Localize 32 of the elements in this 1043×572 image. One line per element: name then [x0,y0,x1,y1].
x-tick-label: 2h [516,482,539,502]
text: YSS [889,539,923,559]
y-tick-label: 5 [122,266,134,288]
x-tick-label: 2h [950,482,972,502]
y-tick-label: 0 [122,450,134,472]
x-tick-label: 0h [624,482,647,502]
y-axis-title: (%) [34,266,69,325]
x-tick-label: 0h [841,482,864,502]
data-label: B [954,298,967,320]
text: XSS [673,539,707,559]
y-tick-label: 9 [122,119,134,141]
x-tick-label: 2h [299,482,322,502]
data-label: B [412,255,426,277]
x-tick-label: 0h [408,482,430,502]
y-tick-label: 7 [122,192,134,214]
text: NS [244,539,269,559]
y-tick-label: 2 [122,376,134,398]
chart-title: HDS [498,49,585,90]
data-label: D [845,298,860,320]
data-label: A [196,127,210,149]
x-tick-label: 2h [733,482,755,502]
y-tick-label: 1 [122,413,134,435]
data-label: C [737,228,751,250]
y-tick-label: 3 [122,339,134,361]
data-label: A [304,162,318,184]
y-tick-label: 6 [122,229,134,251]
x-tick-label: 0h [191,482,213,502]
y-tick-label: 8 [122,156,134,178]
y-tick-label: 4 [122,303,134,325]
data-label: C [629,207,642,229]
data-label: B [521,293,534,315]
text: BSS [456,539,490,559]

* * *

Arrange every line of the items above as a JSON list of strings, one string per line, with blank lines left out.

[
  "Localize 32 of the elements in this 1043×572 image. One line per element: name then [x0,y0,x1,y1].",
  "x-tick-label: 2h [516,482,539,502]",
  "text: YSS [889,539,923,559]",
  "y-tick-label: 5 [122,266,134,288]",
  "x-tick-label: 2h [950,482,972,502]",
  "y-tick-label: 0 [122,450,134,472]",
  "x-tick-label: 0h [624,482,647,502]",
  "y-axis-title: (%) [34,266,69,325]",
  "x-tick-label: 0h [841,482,864,502]",
  "data-label: B [954,298,967,320]",
  "text: XSS [673,539,707,559]",
  "y-tick-label: 9 [122,119,134,141]",
  "x-tick-label: 2h [299,482,322,502]",
  "data-label: B [412,255,426,277]",
  "x-tick-label: 0h [408,482,430,502]",
  "y-tick-label: 7 [122,192,134,214]",
  "text: NS [244,539,269,559]",
  "y-tick-label: 2 [122,376,134,398]",
  "chart-title: HDS [498,49,585,90]",
  "data-label: D [845,298,860,320]",
  "data-label: A [196,127,210,149]",
  "x-tick-label: 2h [733,482,755,502]",
  "y-tick-label: 1 [122,413,134,435]",
  "data-label: C [737,228,751,250]",
  "y-tick-label: 3 [122,339,134,361]",
  "data-label: A [304,162,318,184]",
  "y-tick-label: 6 [122,229,134,251]",
  "x-tick-label: 0h [191,482,213,502]",
  "y-tick-label: 8 [122,156,134,178]",
  "y-tick-label: 4 [122,303,134,325]",
  "data-label: C [629,207,642,229]",
  "data-label: B [521,293,534,315]",
  "text: BSS [456,539,490,559]"
]